* Request *
Locate the string "name" in the listing below. Copy every line where it is found.

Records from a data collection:
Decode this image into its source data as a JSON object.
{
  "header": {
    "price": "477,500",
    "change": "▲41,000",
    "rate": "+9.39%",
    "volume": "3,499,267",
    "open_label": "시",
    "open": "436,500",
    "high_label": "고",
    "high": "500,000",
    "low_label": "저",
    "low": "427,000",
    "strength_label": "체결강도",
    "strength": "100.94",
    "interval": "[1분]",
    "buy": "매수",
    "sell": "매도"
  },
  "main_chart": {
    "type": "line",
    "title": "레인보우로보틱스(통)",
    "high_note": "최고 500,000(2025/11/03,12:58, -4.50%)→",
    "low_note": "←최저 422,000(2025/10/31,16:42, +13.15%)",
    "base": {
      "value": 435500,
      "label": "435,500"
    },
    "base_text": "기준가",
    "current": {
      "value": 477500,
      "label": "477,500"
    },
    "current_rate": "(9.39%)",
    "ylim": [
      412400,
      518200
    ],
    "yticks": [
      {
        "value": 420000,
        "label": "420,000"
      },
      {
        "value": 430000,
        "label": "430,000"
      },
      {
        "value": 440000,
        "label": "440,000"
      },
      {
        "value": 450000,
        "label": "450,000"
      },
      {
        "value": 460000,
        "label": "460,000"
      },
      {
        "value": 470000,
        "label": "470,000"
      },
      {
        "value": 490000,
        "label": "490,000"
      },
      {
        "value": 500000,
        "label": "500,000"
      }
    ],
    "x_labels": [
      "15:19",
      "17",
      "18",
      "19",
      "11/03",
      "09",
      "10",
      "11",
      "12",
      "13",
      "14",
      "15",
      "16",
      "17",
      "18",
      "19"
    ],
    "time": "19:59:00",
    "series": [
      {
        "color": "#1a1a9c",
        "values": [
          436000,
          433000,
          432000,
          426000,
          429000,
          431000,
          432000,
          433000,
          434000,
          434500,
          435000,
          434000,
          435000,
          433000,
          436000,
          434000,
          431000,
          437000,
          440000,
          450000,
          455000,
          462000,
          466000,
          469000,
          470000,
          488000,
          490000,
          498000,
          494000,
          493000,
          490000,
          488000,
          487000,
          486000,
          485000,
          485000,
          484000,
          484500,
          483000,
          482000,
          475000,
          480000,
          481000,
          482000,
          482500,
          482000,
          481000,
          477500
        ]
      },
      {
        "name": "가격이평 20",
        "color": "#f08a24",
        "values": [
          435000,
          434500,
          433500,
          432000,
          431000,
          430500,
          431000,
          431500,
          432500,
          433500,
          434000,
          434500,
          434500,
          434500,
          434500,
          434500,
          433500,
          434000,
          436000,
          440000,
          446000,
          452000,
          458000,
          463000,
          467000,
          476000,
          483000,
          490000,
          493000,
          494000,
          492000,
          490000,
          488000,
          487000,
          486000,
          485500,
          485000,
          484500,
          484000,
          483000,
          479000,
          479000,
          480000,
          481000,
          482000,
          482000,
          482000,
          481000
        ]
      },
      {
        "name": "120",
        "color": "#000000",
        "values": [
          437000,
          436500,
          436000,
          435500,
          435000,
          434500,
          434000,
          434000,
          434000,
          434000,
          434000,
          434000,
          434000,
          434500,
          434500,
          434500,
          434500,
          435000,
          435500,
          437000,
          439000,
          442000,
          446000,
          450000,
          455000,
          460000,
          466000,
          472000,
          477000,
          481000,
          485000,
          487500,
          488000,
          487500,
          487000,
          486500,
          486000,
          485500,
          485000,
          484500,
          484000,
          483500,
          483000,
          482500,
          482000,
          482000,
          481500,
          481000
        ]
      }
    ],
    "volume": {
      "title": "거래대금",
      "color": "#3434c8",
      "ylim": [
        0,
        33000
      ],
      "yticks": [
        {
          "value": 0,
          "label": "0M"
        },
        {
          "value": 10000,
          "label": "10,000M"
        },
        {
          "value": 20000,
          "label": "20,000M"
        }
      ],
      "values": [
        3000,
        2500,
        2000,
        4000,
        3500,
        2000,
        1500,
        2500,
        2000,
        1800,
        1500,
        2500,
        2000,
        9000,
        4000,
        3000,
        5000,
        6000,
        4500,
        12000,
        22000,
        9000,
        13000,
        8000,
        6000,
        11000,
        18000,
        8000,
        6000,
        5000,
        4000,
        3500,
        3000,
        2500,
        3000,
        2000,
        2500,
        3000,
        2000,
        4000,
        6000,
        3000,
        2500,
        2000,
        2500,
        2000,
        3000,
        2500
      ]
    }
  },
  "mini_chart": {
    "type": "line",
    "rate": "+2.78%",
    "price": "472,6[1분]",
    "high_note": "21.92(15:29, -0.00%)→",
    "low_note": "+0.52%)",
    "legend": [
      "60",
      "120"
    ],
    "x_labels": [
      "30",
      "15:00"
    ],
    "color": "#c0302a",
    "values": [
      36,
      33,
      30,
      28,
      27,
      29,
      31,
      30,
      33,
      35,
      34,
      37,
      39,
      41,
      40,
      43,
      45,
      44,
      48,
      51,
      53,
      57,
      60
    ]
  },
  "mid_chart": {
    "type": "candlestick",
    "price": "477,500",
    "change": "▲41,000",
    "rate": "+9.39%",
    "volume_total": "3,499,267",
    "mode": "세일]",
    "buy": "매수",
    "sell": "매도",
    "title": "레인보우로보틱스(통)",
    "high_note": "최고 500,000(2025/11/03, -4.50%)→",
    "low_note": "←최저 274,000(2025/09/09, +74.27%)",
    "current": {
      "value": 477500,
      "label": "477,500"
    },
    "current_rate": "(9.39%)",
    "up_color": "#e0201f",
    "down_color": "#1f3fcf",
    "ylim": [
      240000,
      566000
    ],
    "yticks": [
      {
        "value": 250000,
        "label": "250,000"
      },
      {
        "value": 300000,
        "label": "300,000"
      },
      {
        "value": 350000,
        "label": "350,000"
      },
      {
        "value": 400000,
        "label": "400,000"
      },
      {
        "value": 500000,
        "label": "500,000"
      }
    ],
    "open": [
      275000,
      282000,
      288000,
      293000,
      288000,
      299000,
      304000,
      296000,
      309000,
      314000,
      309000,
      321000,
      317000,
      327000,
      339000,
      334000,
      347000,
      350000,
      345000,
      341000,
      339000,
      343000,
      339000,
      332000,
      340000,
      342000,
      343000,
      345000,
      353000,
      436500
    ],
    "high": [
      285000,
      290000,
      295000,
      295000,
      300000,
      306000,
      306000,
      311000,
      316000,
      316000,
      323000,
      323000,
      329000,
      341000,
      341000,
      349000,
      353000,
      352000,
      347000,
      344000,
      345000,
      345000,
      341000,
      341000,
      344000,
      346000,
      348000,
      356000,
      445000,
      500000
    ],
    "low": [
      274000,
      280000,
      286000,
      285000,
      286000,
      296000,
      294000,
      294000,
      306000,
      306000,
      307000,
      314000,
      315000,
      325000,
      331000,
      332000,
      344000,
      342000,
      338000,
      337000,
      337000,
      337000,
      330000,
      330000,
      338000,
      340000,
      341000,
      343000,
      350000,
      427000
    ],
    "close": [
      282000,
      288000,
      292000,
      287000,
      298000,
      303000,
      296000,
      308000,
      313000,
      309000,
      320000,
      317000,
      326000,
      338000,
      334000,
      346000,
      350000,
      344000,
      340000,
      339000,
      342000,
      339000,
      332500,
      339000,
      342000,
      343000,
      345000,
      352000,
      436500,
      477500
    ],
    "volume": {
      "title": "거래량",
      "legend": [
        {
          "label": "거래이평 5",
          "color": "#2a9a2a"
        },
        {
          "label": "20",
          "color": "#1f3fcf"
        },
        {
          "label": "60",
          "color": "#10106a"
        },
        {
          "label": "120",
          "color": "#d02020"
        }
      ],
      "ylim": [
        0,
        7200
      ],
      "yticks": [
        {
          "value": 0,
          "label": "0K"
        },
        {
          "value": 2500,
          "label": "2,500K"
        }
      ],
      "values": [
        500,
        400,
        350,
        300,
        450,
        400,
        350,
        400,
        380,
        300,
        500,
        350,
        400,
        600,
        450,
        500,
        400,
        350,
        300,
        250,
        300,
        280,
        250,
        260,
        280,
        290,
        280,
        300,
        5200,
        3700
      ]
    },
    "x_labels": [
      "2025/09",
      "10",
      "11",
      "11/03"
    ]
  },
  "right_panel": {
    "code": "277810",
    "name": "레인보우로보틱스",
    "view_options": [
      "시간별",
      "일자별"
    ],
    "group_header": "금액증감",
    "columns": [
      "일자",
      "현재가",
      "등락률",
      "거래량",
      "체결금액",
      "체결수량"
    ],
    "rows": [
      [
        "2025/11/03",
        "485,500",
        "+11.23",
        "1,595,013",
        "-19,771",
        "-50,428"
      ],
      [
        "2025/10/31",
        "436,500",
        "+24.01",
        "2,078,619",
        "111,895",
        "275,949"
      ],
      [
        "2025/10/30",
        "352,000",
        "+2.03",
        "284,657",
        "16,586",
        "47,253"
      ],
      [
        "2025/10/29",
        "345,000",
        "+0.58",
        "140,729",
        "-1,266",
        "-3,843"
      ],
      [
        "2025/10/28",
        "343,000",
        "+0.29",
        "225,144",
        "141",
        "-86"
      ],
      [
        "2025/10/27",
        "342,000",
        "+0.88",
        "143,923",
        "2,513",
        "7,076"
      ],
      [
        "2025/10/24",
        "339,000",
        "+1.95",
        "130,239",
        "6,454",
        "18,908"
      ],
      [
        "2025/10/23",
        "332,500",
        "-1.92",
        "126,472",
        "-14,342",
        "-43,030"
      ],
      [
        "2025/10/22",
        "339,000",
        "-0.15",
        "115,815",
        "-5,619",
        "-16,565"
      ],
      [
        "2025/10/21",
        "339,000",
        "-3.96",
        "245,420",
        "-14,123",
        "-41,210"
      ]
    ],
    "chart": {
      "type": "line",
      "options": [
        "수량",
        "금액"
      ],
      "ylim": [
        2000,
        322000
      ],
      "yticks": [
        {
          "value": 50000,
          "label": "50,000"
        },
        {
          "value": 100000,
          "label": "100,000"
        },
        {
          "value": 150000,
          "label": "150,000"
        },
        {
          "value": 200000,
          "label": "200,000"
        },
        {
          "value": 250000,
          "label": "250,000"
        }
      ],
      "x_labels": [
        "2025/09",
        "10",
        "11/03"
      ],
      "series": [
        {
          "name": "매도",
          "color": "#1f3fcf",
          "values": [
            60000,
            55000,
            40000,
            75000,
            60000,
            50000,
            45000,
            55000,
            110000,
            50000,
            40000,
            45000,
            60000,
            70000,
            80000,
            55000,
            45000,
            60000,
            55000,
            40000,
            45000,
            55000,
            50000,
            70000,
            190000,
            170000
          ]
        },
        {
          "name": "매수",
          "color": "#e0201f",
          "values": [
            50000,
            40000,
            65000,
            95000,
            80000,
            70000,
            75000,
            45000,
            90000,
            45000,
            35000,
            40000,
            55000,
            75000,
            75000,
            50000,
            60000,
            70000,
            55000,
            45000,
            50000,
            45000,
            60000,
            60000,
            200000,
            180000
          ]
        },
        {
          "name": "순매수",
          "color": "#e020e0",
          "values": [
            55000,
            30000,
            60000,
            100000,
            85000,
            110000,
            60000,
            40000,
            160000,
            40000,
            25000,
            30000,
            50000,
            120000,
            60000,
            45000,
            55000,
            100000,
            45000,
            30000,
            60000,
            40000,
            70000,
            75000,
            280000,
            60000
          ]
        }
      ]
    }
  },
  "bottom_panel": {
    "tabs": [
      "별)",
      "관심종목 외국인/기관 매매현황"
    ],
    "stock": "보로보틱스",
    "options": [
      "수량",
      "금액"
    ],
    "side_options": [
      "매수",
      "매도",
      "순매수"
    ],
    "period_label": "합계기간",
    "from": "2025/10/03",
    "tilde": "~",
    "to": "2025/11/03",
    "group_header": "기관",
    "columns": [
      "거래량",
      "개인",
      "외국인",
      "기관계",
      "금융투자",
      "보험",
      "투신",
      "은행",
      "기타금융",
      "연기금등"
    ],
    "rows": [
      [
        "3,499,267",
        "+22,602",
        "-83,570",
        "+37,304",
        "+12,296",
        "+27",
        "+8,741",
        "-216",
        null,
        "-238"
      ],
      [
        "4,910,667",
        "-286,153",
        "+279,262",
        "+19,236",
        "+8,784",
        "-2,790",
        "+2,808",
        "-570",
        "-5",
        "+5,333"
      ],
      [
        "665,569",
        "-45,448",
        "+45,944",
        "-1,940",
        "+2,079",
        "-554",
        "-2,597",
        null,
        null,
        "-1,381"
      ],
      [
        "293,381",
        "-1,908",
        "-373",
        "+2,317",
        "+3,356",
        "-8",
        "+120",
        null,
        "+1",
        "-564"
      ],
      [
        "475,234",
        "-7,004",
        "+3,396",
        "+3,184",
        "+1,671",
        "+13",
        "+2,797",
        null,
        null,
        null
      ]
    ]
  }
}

* Correct output *
        "name": "가격이평 20",
        "name": "120",
    "name": "레인보우로보틱스",
          "name": "매도",
          "name": "매수",
          "name": "순매수",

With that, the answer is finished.